▸ **WRITTEN INSTRUCTION**:
Write the material out again in full, word for word. Do not include the pictures.
___ THE DATA
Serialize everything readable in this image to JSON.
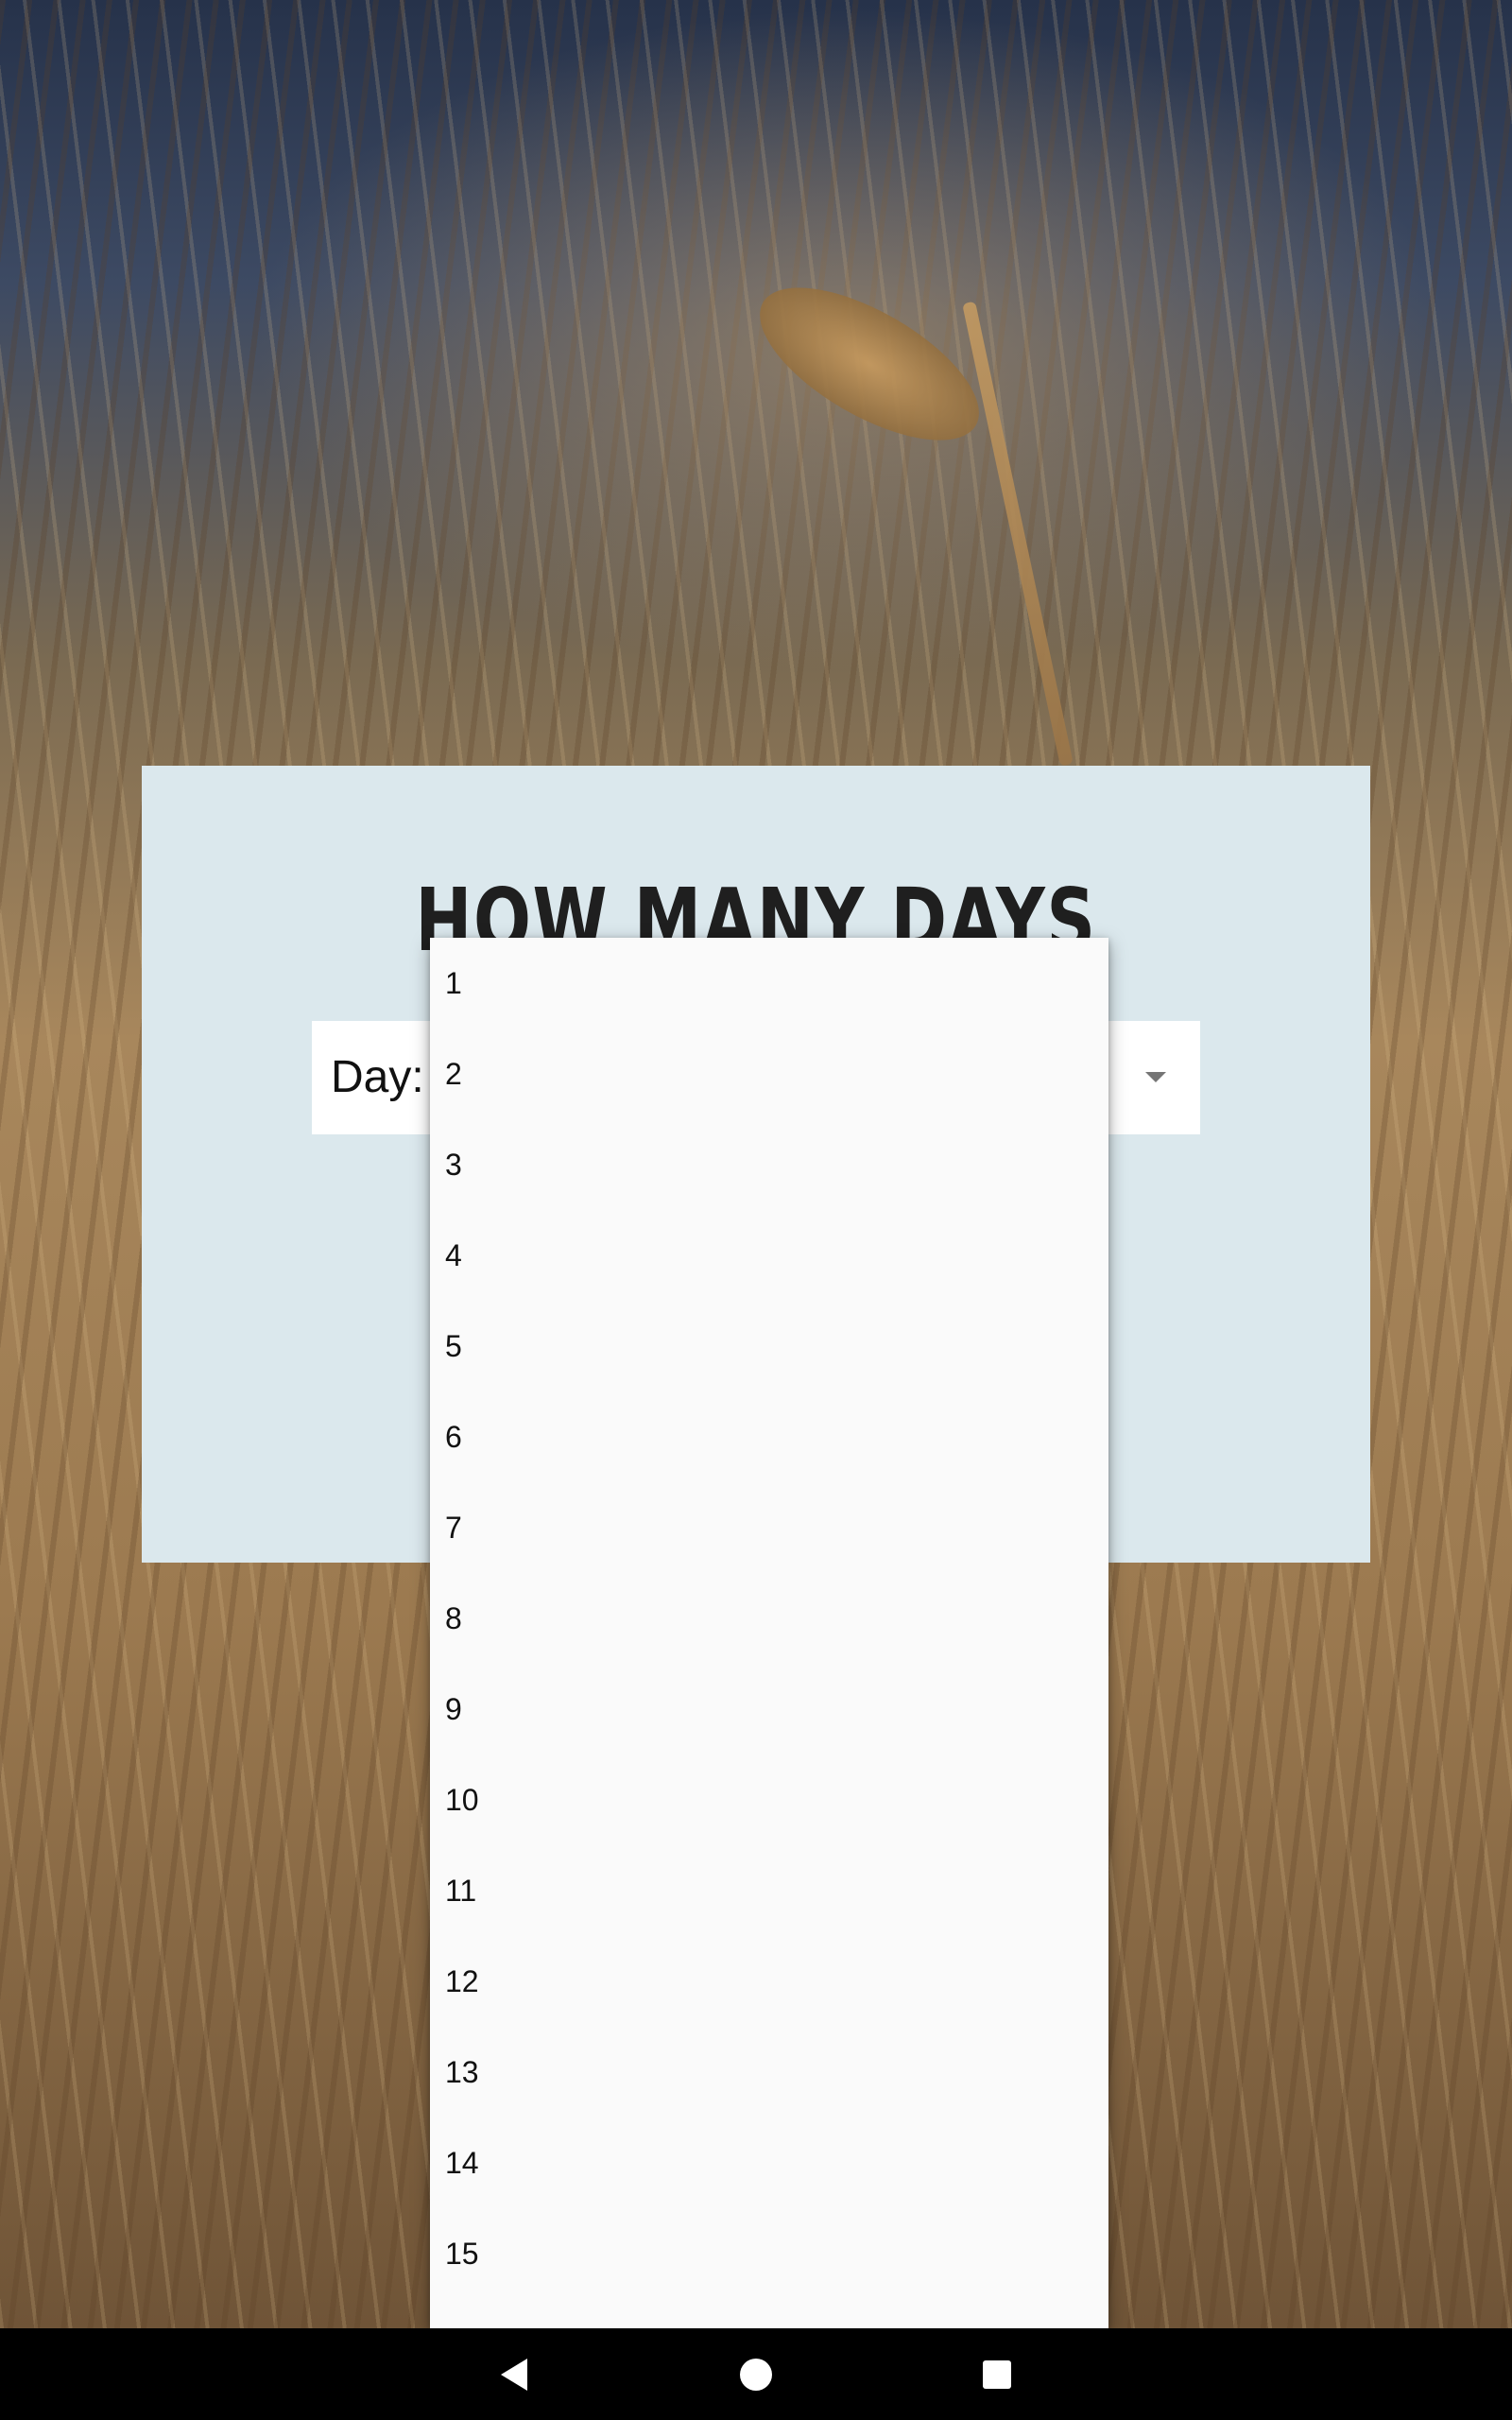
{
  "card": {
    "title": "HOW MANY DAYS",
    "day_label": "Day:"
  },
  "dropdown": {
    "options": [
      "1",
      "2",
      "3",
      "4",
      "5",
      "6",
      "7",
      "8",
      "9",
      "10",
      "11",
      "12",
      "13",
      "14",
      "15"
    ]
  },
  "icons": {
    "dropdown_arrow": "chevron-down-icon",
    "nav_back": "back-icon",
    "nav_home": "home-icon",
    "nav_recents": "recents-icon"
  },
  "colors": {
    "card_background": "#dbe8ed",
    "dropdown_background": "#fafafa",
    "nav_bar": "#000000"
  }
}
______
▸ **SOLVED PROBLEM**:
Serialize everything readable in this image to JSON.
{
  "card": {
    "title": "HOW MANY DAYS",
    "day_label": "Day:"
  },
  "dropdown": {
    "options": [
      "1",
      "2",
      "3",
      "4",
      "5",
      "6",
      "7",
      "8",
      "9",
      "10",
      "11",
      "12",
      "13",
      "14",
      "15"
    ]
  },
  "icons": {
    "dropdown_arrow": "chevron-down-icon",
    "nav_back": "back-icon",
    "nav_home": "home-icon",
    "nav_recents": "recents-icon"
  },
  "colors": {
    "card_background": "#dbe8ed",
    "dropdown_background": "#fafafa",
    "nav_bar": "#000000"
  }
}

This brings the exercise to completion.